ESERCIZI:
A. Nel testo sulla correzione fraterna, a che cosa viene paragonata la seconda lettura?
B. Prosegui il testo sulla correzione fraterna dopo l'ultima frase riportata.

BRANO DA LEGGERE:
▽

La seconda lettura ci offre la chiave per comprendere sia la prima lettura che il Vangelo. È come il dorso di un libro, che tiene unite le diverse pagine della liturgia odierna in un unico messaggio. San Paolo scrive: “Non dovete nulla a nessuno, se non l'amore reciproco; perché chi ama ha adempiuto al resto della legge".
Abbiamo tutti il dovere di amarci gli uni gli altri. L’amore assume molte forme, e le letture di oggi ci invitano ad abbracciare una delle sue espressioni più impegnative e belle: la correzione fraterna. Amiamo gli altri non solo incoraggiandoli e servendoli, ma anche aiutandoli a crescere nella santità, a superare i propri difetti e a lasciarsi alle spalle tutto ciò che li separa da Dio.
La vita cristiana non è fatta per essere vissuta in isolamento. Dio ci ha resi responsabili gli uni degli altri. Ognuno di noi ha delle debolezze e dei punti ciechi che spesso ci risulta difficile riconoscere da soli. Per autentica carità, Dio mette nella nostra vita altre persone per aiutarci a perseverare sulla via della virtù.
Questo è il messaggio del profeta Ezechiele nella prima lettura: “A te, figlio dell’uomo, ti ho posto come sentinella nella casa d’Israele; quando sentirai una parola dalla mia bocca, li avvertirai da parte mia”. Una sentinella che vede avvicinarsi il pericolo e rimane in silenzio non sta adempiendo alla propria missione. Allo stesso modo, l’amore cristiano a volte ci impone di dire una verità difficile.

△

DATI DI PARTENZA:
▽

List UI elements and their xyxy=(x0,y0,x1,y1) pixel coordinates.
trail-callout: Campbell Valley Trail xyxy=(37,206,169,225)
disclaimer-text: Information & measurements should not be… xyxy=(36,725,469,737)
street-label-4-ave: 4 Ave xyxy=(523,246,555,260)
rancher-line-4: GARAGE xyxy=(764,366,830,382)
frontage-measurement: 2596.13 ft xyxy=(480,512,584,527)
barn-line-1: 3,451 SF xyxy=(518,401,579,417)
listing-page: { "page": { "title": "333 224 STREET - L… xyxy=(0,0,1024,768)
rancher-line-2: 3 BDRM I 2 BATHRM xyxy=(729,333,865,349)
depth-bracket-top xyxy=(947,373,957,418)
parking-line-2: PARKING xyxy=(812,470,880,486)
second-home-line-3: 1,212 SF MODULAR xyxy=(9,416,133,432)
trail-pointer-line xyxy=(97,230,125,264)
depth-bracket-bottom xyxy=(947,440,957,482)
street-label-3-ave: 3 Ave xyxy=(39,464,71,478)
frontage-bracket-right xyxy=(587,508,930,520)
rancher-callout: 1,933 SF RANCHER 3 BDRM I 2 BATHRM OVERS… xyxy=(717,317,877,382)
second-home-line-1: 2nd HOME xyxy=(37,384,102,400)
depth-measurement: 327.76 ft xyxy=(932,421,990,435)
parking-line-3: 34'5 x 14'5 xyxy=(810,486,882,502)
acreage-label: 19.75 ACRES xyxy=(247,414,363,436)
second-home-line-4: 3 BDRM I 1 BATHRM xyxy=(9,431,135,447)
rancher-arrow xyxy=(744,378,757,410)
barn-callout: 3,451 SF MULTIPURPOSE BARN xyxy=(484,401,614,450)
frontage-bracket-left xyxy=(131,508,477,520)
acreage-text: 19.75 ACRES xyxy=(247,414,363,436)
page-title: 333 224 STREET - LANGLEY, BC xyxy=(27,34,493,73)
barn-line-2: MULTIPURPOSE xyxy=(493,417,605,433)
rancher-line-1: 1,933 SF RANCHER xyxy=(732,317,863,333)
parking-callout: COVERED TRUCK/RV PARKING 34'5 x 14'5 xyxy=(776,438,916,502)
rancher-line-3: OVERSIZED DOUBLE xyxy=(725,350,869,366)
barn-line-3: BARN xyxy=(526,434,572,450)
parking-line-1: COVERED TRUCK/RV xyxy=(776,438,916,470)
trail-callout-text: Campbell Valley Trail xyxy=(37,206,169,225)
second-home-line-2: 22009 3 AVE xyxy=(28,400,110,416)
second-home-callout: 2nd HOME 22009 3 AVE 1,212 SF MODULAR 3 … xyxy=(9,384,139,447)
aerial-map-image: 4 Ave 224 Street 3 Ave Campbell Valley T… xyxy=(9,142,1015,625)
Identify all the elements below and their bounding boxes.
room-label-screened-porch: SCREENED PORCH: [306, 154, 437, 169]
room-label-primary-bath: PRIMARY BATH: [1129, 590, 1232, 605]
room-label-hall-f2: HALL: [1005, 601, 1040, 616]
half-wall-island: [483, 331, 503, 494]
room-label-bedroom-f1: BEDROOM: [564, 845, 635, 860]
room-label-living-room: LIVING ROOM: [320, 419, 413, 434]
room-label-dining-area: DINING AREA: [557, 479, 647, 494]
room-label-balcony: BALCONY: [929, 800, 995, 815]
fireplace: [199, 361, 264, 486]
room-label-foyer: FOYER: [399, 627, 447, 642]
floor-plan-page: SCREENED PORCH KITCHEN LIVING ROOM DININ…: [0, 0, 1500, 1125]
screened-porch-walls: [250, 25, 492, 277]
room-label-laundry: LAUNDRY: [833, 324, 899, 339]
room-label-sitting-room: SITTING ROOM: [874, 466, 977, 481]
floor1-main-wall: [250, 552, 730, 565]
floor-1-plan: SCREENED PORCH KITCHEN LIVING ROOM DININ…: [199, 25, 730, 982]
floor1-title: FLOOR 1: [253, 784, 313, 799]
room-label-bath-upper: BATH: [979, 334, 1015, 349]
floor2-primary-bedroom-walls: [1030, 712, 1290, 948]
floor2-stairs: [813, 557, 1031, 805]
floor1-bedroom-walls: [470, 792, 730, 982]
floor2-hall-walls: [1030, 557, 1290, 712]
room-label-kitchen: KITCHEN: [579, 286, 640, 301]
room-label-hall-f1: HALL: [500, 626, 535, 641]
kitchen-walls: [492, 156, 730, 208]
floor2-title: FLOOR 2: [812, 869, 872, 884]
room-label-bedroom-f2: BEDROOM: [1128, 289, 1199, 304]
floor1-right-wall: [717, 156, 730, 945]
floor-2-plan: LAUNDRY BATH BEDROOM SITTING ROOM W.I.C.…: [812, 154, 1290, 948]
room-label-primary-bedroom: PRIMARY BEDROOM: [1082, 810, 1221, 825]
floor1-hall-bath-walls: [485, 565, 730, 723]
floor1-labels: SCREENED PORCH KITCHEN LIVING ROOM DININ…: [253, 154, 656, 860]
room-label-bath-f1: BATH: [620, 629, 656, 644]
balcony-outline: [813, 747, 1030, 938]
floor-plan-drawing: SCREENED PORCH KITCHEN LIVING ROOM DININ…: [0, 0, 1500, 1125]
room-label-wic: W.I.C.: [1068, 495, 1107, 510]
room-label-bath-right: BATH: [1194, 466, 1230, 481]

△

SOLUZIONI:
A. Al dorso di un libro, che tiene unite le diverse pagine della liturgia odierna in un unico messaggio.

B.
Il Vangelo ci rivela lo scopo di tale correzione. Gesù dice: “Se tuo fratello pecca contro di te, rimproveralo quando siete soli. Se ti ascolta, hai salvato tuo fratello”. L’obiettivo non è dimostrare che abbiamo ragione, ostentare una presunta superiorità morale né umiliare un’altra persona. L’obiettivo è salvare un fratello o una sorella. La vera correzione fraterna cerca sempre il vero bene dell’altro.
Ma il dovere di correggere gli altri implica anche il dovere di lasciarci correggere. Chi è disposto a praticare la correzione fraterna deve essere altrettanto disposto a riceverla. Infatti, la nostra resistenza a correggere gli altri può essere dovuta, a volte, alla nostra stessa mancanza di disponibilità ad accettare la correzione. Esitiamo a segnalare i difetti altrui perché noi stessi ci opponiamo al fatto che ci vengano segnalati i nostri.